--- Given task ---
Do any lines in the data below contain "funded"? If so, copy every one of them.

(Data records)
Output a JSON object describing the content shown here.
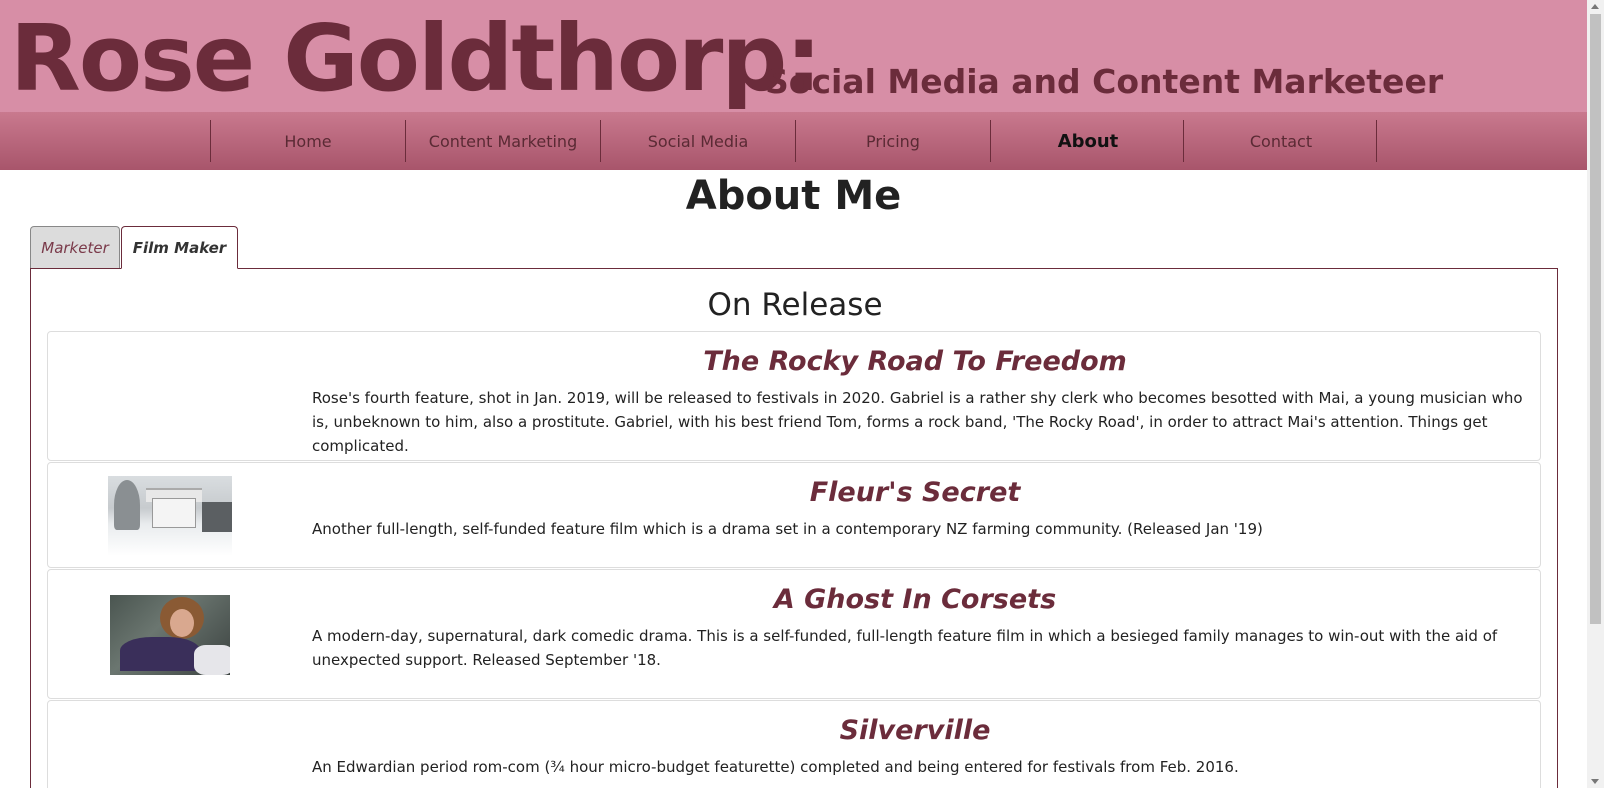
{
  "header": {
    "site_name": "Rose Goldthorp:",
    "tagline": "Social Media and Content Marketeer"
  },
  "nav": {
    "items": [
      {
        "label": "Home"
      },
      {
        "label": "Content Marketing"
      },
      {
        "label": "Social Media"
      },
      {
        "label": "Pricing"
      },
      {
        "label": "About",
        "active": true
      },
      {
        "label": "Contact"
      }
    ]
  },
  "main": {
    "page_title": "About Me",
    "tabs": [
      {
        "label": "Marketer",
        "active": false
      },
      {
        "label": "Film Maker",
        "active": true
      }
    ],
    "section_title": "On Release",
    "films": [
      {
        "title": "The Rocky Road To Freedom",
        "description": "Rose's fourth feature, shot in Jan. 2019, will be released to festivals in 2020. Gabriel is a rather shy clerk who becomes besotted with Mai, a young musician who is, unbeknown to him, also a prostitute. Gabriel, with his best friend Tom, forms a rock band, 'The Rocky Road', in order to attract Mai's attention. Things get complicated."
      },
      {
        "title": "Fleur's Secret",
        "description": "Another full-length, self-funded feature film which is a drama set in a contemporary NZ farming community. (Released Jan '19)"
      },
      {
        "title": "A Ghost In Corsets",
        "description": "A modern-day, supernatural, dark comedic drama. This is a self-funded, full-length feature film in which a besieged family manages to win-out with the aid of unexpected support. Released September '18."
      },
      {
        "title": "Silverville",
        "description": "An Edwardian period rom-com (¾ hour micro-budget featurette) completed and being entered for festivals from Feb. 2016."
      }
    ]
  },
  "colors": {
    "header_bg": "#d78ea6",
    "brand_dark": "#6b2c3b"
  }
}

--- Result of the task ---
        "description": "Another full-length, self-funded feature film which is a drama set in a contemporary NZ farming community. (Released Jan '19)"
        "description": "A modern-day, supernatural, dark comedic drama. This is a self-funded, full-length feature film in which a besieged family manages to win-out with the aid of unexpected support. Released September '18."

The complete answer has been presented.